*PROVIDED MATERIAL*:
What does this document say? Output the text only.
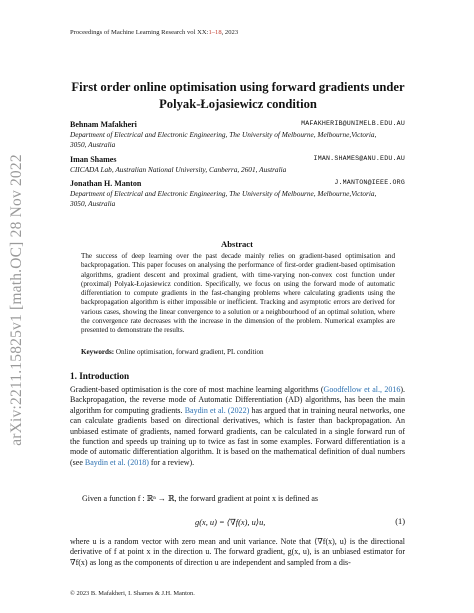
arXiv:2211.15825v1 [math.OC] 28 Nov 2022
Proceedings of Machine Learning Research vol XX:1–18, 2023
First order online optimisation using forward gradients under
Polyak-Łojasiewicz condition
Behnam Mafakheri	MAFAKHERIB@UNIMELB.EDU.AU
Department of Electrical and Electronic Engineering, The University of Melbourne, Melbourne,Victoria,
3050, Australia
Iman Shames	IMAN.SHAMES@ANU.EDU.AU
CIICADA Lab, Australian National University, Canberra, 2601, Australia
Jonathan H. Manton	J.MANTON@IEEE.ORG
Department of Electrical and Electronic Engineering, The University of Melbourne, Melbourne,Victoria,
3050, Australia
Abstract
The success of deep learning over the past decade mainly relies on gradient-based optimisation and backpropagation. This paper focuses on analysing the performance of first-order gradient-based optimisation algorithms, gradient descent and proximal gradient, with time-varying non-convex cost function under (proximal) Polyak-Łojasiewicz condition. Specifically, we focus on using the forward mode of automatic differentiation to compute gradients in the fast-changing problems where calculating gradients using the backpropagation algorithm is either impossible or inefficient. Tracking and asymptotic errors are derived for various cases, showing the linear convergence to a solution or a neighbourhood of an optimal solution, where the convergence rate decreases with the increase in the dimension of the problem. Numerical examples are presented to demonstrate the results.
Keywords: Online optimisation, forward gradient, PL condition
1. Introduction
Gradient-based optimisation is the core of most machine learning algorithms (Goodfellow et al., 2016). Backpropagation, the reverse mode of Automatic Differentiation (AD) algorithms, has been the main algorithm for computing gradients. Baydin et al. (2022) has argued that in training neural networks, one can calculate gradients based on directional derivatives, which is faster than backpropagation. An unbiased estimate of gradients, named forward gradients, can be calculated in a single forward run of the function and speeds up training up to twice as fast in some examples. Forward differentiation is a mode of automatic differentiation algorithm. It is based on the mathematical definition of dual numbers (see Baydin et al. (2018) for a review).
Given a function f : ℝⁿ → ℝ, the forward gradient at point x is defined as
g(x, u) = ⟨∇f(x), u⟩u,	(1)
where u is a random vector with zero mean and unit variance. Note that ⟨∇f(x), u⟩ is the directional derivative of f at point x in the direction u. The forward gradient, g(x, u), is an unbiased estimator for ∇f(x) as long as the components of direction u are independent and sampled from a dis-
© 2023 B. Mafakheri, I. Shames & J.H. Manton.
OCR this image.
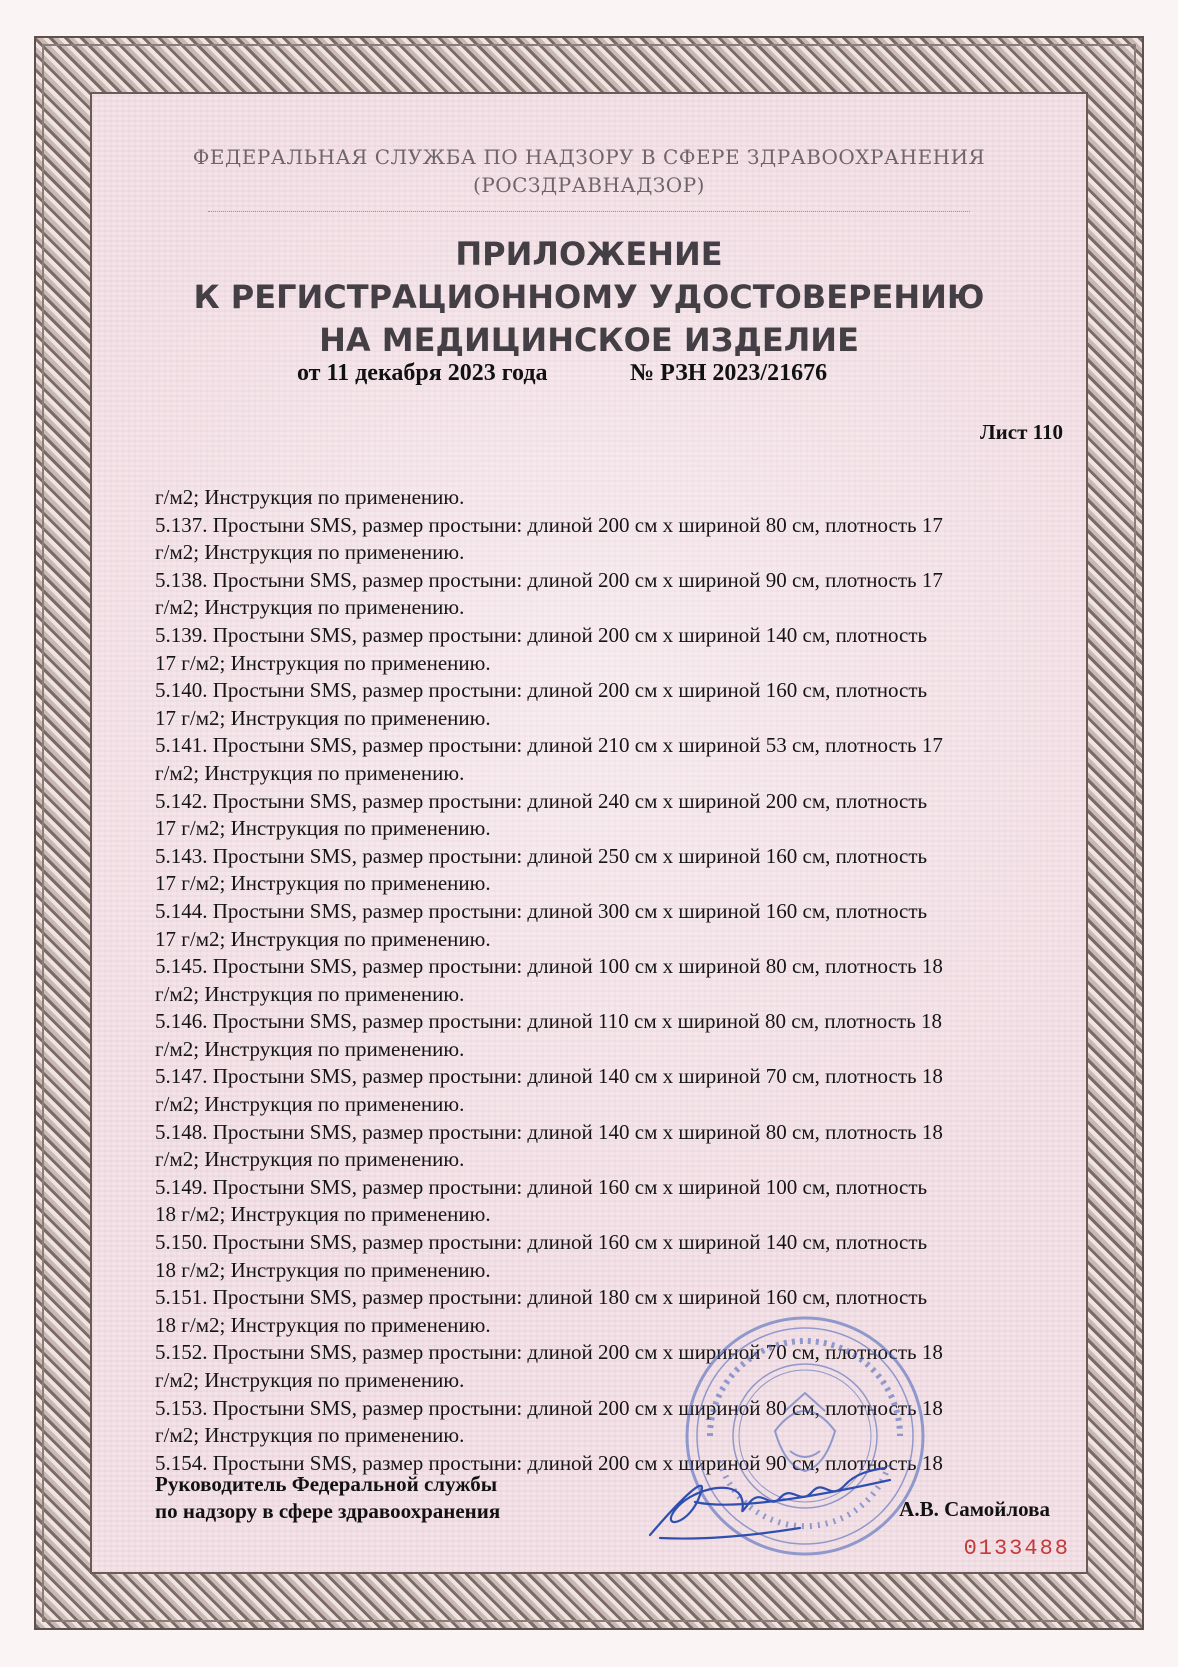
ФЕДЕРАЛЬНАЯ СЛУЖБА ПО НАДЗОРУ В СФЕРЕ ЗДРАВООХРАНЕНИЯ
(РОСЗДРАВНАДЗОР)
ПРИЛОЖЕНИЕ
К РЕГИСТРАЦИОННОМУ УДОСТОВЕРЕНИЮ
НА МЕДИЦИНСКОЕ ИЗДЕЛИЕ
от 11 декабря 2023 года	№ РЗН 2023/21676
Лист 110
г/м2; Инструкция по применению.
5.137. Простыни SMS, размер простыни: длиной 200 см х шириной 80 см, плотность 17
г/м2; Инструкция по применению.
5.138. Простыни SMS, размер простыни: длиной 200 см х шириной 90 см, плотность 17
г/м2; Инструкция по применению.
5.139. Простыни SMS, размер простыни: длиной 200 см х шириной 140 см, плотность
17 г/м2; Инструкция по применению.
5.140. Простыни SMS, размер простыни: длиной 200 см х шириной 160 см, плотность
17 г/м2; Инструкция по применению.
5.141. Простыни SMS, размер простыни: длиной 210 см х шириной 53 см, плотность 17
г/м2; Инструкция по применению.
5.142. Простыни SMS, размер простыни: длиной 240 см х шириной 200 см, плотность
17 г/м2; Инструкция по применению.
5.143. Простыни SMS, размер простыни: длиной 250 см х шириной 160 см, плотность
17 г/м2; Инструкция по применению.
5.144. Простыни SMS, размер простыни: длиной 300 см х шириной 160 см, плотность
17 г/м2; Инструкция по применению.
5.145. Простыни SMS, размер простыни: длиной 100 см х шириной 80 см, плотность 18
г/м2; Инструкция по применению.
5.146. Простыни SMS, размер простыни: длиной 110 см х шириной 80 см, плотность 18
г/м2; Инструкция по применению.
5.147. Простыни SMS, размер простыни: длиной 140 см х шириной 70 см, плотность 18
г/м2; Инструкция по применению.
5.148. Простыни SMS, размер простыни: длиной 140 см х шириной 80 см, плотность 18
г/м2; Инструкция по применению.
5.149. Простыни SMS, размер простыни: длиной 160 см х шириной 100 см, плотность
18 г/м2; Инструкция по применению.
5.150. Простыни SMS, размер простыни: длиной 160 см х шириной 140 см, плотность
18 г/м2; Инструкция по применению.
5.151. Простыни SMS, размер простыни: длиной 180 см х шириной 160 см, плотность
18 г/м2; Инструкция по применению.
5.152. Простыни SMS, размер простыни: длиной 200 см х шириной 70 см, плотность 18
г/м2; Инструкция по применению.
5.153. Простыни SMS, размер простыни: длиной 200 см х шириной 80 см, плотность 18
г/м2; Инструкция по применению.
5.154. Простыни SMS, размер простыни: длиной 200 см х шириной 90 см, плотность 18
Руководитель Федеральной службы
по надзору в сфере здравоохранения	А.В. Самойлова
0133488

*GOAL OF THE EXERCISE*:
Look through the listing above. Pick out each line with "point" and copy it.

*SOLUTION FOR THIS PROBLEM*:
Given a function f : ℝⁿ → ℝ, the forward gradient at point x is defined as
where u is a random vector with zero mean and unit variance. Note that ⟨∇f(x), u⟩ is the directional derivative of f at point x in the direction u. The forward gradient, g(x, u), is an unbiased estimator for ∇f(x) as long as the components of direction u are independent and sampled from a dis-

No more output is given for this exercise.